• **TASK STATEMENT**
Drop the images; return everything else in the listing below exactly.

Dataset items

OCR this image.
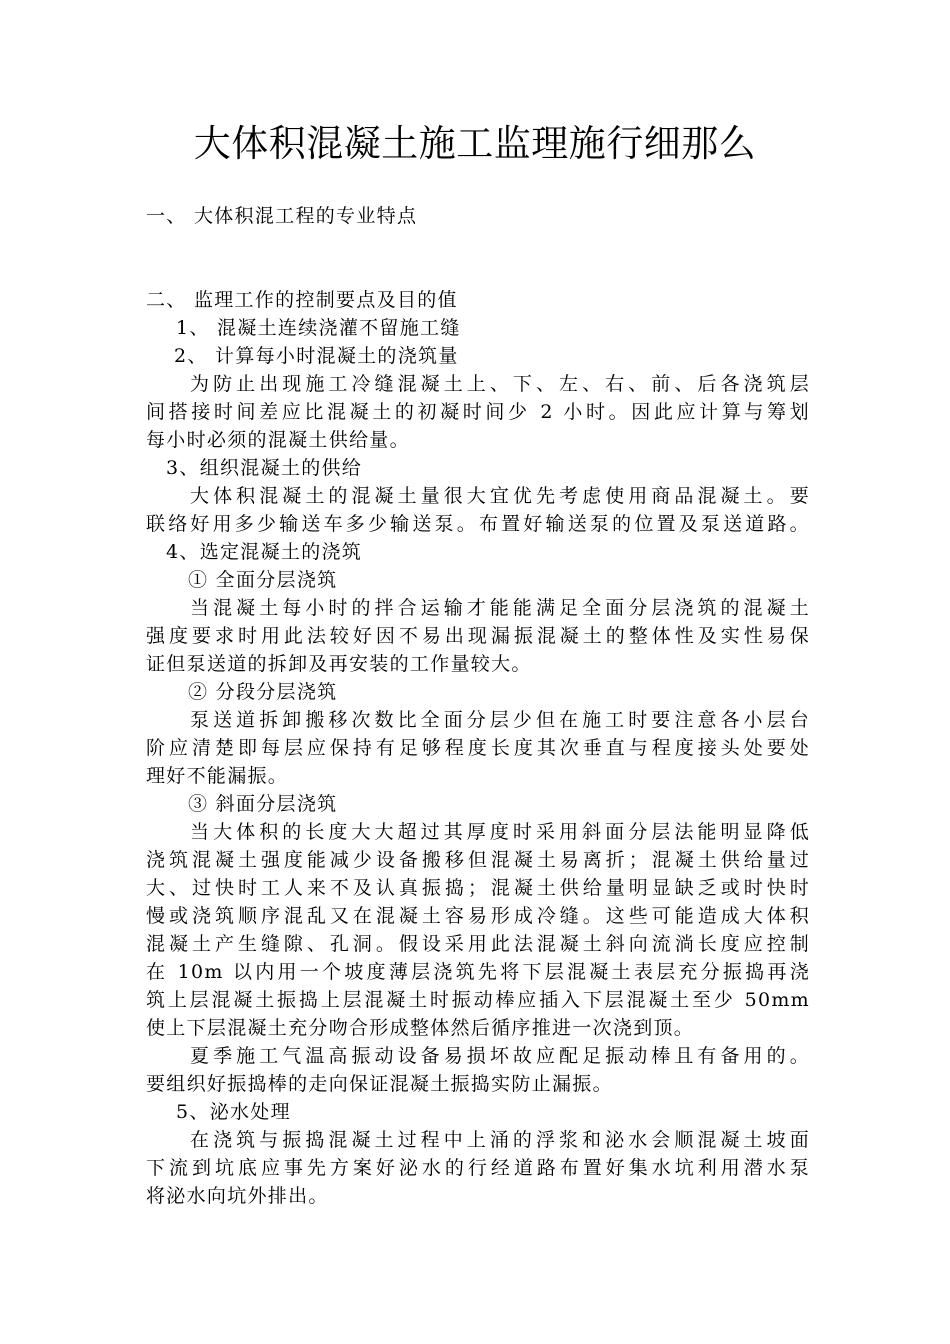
大体积混凝土施工监理施行细那么
一、 大体积混工程的专业特点
二、 监理工作的控制要点及目的值
1、 混凝土连续浇灌不留施工缝
2、 计算每小时混凝土的浇筑量
为防止出现施工冷缝混凝土上、下、左、右、前、后各浇筑层
间搭接时间差应比混凝土的初凝时间少 2 小时。因此应计算与筹划
每小时必须的混凝土供给量。
3、组织混凝土的供给
大体积混凝土的混凝土量很大宜优先考虑使用商品混凝土。要
联络好用多少输送车多少输送泵。布置好输送泵的位置及泵送道路。
4、选定混凝土的浇筑
① 全面分层浇筑
当混凝土每小时的拌合运输才能能满足全面分层浇筑的混凝土
强度要求时用此法较好因不易出现漏振混凝土的整体性及实性易保
证但泵送道的拆卸及再安装的工作量较大。
② 分段分层浇筑
泵送道拆卸搬移次数比全面分层少但在施工时要注意各小层台
阶应清楚即每层应保持有足够程度长度其次垂直与程度接头处要处
理好不能漏振。
③ 斜面分层浇筑
当大体积的长度大大超过其厚度时采用斜面分层法能明显降低
浇筑混凝土强度能减少设备搬移但混凝土易离折；混凝土供给量过
大、过快时工人来不及认真振捣；混凝土供给量明显缺乏或时快时
慢或浇筑顺序混乱又在混凝土容易形成冷缝。这些可能造成大体积
混凝土产生缝隙、孔洞。假设采用此法混凝土斜向流淌长度应控制
在 10m 以内用一个坡度薄层浇筑先将下层混凝土表层充分振捣再浇
筑上层混凝土振捣上层混凝土时振动棒应插入下层混凝土至少 50mm
使上下层混凝土充分吻合形成整体然后循序推进一次浇到顶。
夏季施工气温高振动设备易损坏故应配足振动棒且有备用的。
要组织好振捣棒的走向保证混凝土振捣实防止漏振。
5、泌水处理
在浇筑与振捣混凝土过程中上涌的浮浆和泌水会顺混凝土坡面
下流到坑底应事先方案好泌水的行经道路布置好集水坑利用潜水泵
将泌水向坑外排出。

• **ANSWER TO THE TASK**
OCR this image.
大体积混凝土施工监理施行细那么
一、 大体积混工程的专业特点
二、 监理工作的控制要点及目的值
1、 混凝土连续浇灌不留施工缝
2、 计算每小时混凝土的浇筑量
为防止出现施工冷缝混凝土上、下、左、右、前、后各浇筑层
间搭接时间差应比混凝土的初凝时间少 2 小时。因此应计算与筹划
每小时必须的混凝土供给量。
3、组织混凝土的供给
大体积混凝土的混凝土量很大宜优先考虑使用商品混凝土。要
联络好用多少输送车多少输送泵。布置好输送泵的位置及泵送道路。
4、选定混凝土的浇筑
① 全面分层浇筑
当混凝土每小时的拌合运输才能能满足全面分层浇筑的混凝土
强度要求时用此法较好因不易出现漏振混凝土的整体性及实性易保
证但泵送道的拆卸及再安装的工作量较大。
② 分段分层浇筑
泵送道拆卸搬移次数比全面分层少但在施工时要注意各小层台
阶应清楚即每层应保持有足够程度长度其次垂直与程度接头处要处
理好不能漏振。
③ 斜面分层浇筑
当大体积的长度大大超过其厚度时采用斜面分层法能明显降低
浇筑混凝土强度能减少设备搬移但混凝土易离折；混凝土供给量过
大、过快时工人来不及认真振捣；混凝土供给量明显缺乏或时快时
慢或浇筑顺序混乱又在混凝土容易形成冷缝。这些可能造成大体积
混凝土产生缝隙、孔洞。假设采用此法混凝土斜向流淌长度应控制
在 10m 以内用一个坡度薄层浇筑先将下层混凝土表层充分振捣再浇
筑上层混凝土振捣上层混凝土时振动棒应插入下层混凝土至少 50mm
使上下层混凝土充分吻合形成整体然后循序推进一次浇到顶。
夏季施工气温高振动设备易损坏故应配足振动棒且有备用的。
要组织好振捣棒的走向保证混凝土振捣实防止漏振。
5、泌水处理
在浇筑与振捣混凝土过程中上涌的浮浆和泌水会顺混凝土坡面
下流到坑底应事先方案好泌水的行经道路布置好集水坑利用潜水泵
将泌水向坑外排出。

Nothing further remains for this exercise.